| Text block |
KENT E.  CALDER

 

DIRECTOR

REISCHAUER CENTER FOR EAST ASIAN STUDIES

NITZE SCHOOL FOR ADVANCED INTERNATIONAL STUDIES

JOHNS HOPKINS UNIVERSITY

 

 

 

 

CHINA’S ENERGY DIPLOMACY AND ITS GEOPOLITICAL IMPLICATIONS

 

 

 

 

 

BEFORE THE COMMISSION ON U.S.-CHINA ECONOMIC AND SECURITY

 

 REVIEW

 

 

 

 

HEARINGS ON CHINA’S ENERGY NEEDS AND STRATEGIES

 

 

 

THURSDAY, OCTOBER 30, 2003

 

 

WASHINGTON, D.C.

 

 

 

 

 

 

 

 

 

 

 

 

 

The critical point of departure in thinking about China’s future energy diplomacy must be that nation’s substantial and rapidly increasing dependence on energy imports, fueled by its extraordinary economic growth. As late as 1990 China had a net oil-trade surplus of over $1 billion/year with Japan alone. Until the fall of 1993 China was a net oil exporting nation. Yet last year it imported over 1.4 million barrels per day from the broader world.

 

And the prospects are strong for substantial future increases in China’s international energy dependency. Economic growth shows strong promise of being both rapid and sustained, due to high rates of capital formation and large prospective future increases in factor productivity. China’s economy shows prospect of growing more, rather than less, energy intensive, particularly in the consumer sphere, as automobile ownership and usage of energy-intensive appliances like air conditioners steadily broadens. Nations at China’s intermediate stage of development typically experience large increases in energy usage, with industrial consumption in such sectors as construction and petrochemicals augmenting increasingly buoyant consumer demand.

 

China certainly enjoys a wealth of natural energy resources, including coal reserves that rival those of the United States as the largest on earth. Yet environmental and infra-structural problems, compounded by a reluctance to offer foreign investors the incentives necessary to access state-of-the-art drilling technology, prevent China from realizing its domestic energy production potential. The major reserves, of oil in particular, are located in the North and the West, while energy demand is surging most rapidly in the South and the East.   And the railways and pipelines needed to transport oil, coal, and natural gas from one part of the country to another remain under-developed, and in a woeful state of dis-repair.

| Tasks to complete |
A: Reproduce every line of the records below without changing anything, and leave out the picture.
B: Carry on the testimony on China's energy diplomacy from its last sentence.

| Data shown |
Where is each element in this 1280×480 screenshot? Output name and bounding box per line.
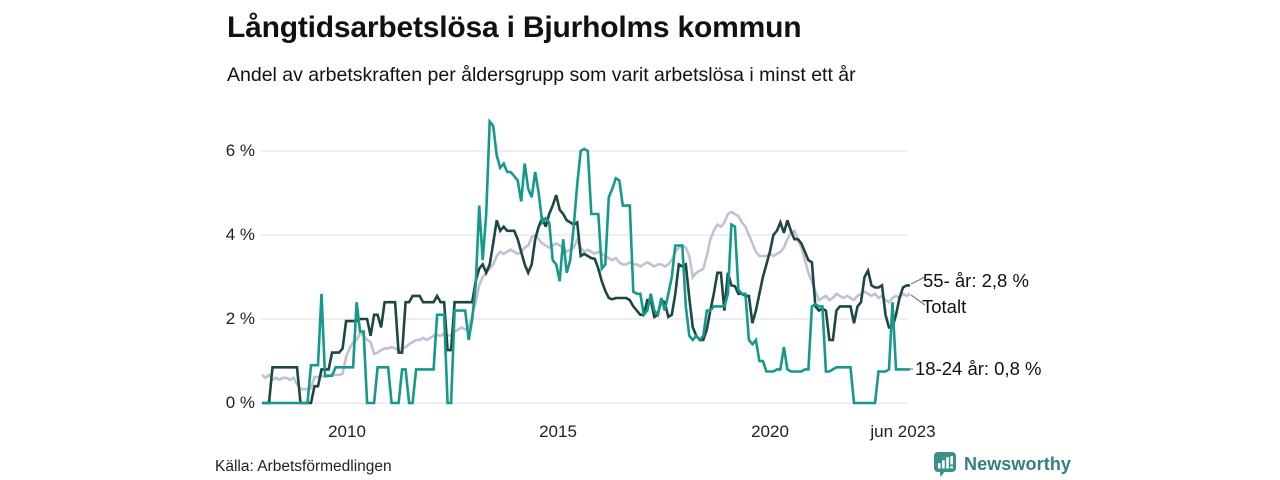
page-title: Långtidsarbetslösa i Bjurholms kommun xyxy=(227,11,802,44)
x-tick-2010: 2010 xyxy=(328,422,366,441)
series-line-totalt xyxy=(261,210,911,391)
y-tick-4: 4 % xyxy=(225,225,255,244)
series-label-total: Totalt xyxy=(922,296,967,317)
series-line-55-r xyxy=(262,194,910,405)
y-tick-0: 0 % xyxy=(225,393,255,412)
brand-logo: Newsworthy xyxy=(933,451,1071,477)
x-tick-2020: 2020 xyxy=(751,422,789,441)
series-line-18-24-r xyxy=(262,118,910,405)
series-label-18-24: 18-24 år: 0,8 % xyxy=(915,358,1042,379)
connector-total xyxy=(910,294,926,306)
newsworthy-icon xyxy=(933,451,957,477)
connector-55 xyxy=(910,276,926,285)
label-connectors xyxy=(906,276,926,370)
source-note: Källa: Arbetsförmedlingen xyxy=(215,458,392,475)
series-lines xyxy=(261,118,911,405)
page-subtitle: Andel av arbetskraften per åldersgrupp s… xyxy=(227,64,856,86)
y-tick-6: 6 % xyxy=(225,141,255,160)
brand-name: Newsworthy xyxy=(964,453,1072,474)
x-tick-2015: 2015 xyxy=(539,422,577,441)
x-tick-jun-2023: jun 2023 xyxy=(870,422,936,441)
y-tick-2: 2 % xyxy=(225,309,255,328)
series-label-55: 55- år: 2,8 % xyxy=(923,270,1029,291)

| The results |
A:
Where is each element in this 1280×480 screenshot? Output name and bounding box per line.
page-title: Långtidsarbetslösa i Bjurholms kommun xyxy=(227,11,802,44)
x-tick-2010: 2010 xyxy=(328,422,366,441)
series-line-totalt xyxy=(261,210,911,391)
y-tick-4: 4 % xyxy=(225,225,255,244)
series-label-total: Totalt xyxy=(922,296,967,317)
series-line-55-r xyxy=(262,194,910,405)
y-tick-0: 0 % xyxy=(225,393,255,412)
brand-logo: Newsworthy xyxy=(933,451,1071,477)
x-tick-2020: 2020 xyxy=(751,422,789,441)
series-line-18-24-r xyxy=(262,118,910,405)
series-label-18-24: 18-24 år: 0,8 % xyxy=(915,358,1042,379)
connector-total xyxy=(910,294,926,306)
newsworthy-icon xyxy=(933,451,957,477)
connector-55 xyxy=(910,276,926,285)
label-connectors xyxy=(906,276,926,370)
source-note: Källa: Arbetsförmedlingen xyxy=(215,458,392,475)
series-lines xyxy=(261,118,911,405)
page-subtitle: Andel av arbetskraften per åldersgrupp s… xyxy=(227,64,856,86)
y-tick-6: 6 % xyxy=(225,141,255,160)
brand-name: Newsworthy xyxy=(964,453,1072,474)
x-tick-2015: 2015 xyxy=(539,422,577,441)
x-tick-jun-2023: jun 2023 xyxy=(870,422,936,441)
y-tick-2: 2 % xyxy=(225,309,255,328)
series-label-55: 55- år: 2,8 % xyxy=(923,270,1029,291)

B:
The historical record suggests that China fears energy dependence on the broader world, and that it has some reason to do so. Soviet advisors in the 1950s played a major role in the Chinese oil industry, and their departure following the Sino-Soviet split of 1960 precipitated severe energy shortages in China. It also left China more than 50 percent dependent on the Soviet Union, a new adversary, for over 50 percent of its refined oil product consumption. China has also seen the post-Soviet use of both oil and natural gas as a geo-political lever in Russia’s dealings with neighbors such as the Ukraine over the past decade.

 

Chinese analysts also appear to see the United States as a prospective threat to China’s energy security. There is no nation powerful enough to balance the U.S., and the U.S. Navy dominates the 7000-mile sea-lanes from Shanghai to the Straits of Hormuz through which well over half of China’s oil supplies must pass. Economic sanctions have become an important tool of American policy in the post-Cold War world, and China’s vulnerability to U.S. economic pressure, and relative lack of allies, could encourage the consideration of oil sanctions as a prospective option, in the view of some Chinese observers.

 

In 1999, after the Kosovo conflict, and again during the recent U.S. military intervention in Afghanistan and Iraq, the potential effect that the vulnerability of strategic shipping lanes could have on China’s energy supplies was repeatedly the subject of security policy debates in China. However strong American capabilities at sea may consistently have been, until “9/11”, the United States had a relatively limited military presence in nations bordering directly on China’s energy sea lanes. Today, in the context of the war on terrorism, that is no longer the case.

 

                                   Reducing Energy Vulnerability: A Key Imperative

 

China has at least five strategic options that it can pursue to reduce its vulnerability to prospective international pressure in the energy area: (1) Geographical diversification of its energy supplies; (2) Increasing energy efficiency; (3) Diversifying its reliance on oil toward nuclear power, hydro-electric power, and natural gas, the supply of which is less susceptible to sea-lane interdiction;  (4) Reducing reliance on international majors, conversely increasing the share of energy imports flowing through Chinese owned or controlled intermediaries; and (5) Developing the military capabilities to independently protect Chinese energy supplies. The evidence is that China is simultaneously pursuing all of these strategies simultaneously, with the strongest emphasis on the first four. In their aggregate, these strategies represent, in their international dimensions, the face of Chinese energy diplomacy.

 

Economic pressures in China currently gravitate, as they do in virtually all nations, in favor of increasing reliance on the Middle East, at least with respect to oil and liquefied natural gas (LNG) supplies. The well-head production cost in the Middle East is simply so low that its logic cannot be ignored, unless collusive behavior by the OPEC production cartel forces prices high enough to make other sources of supply competitive. For most of the past two decades that has simply not been the case.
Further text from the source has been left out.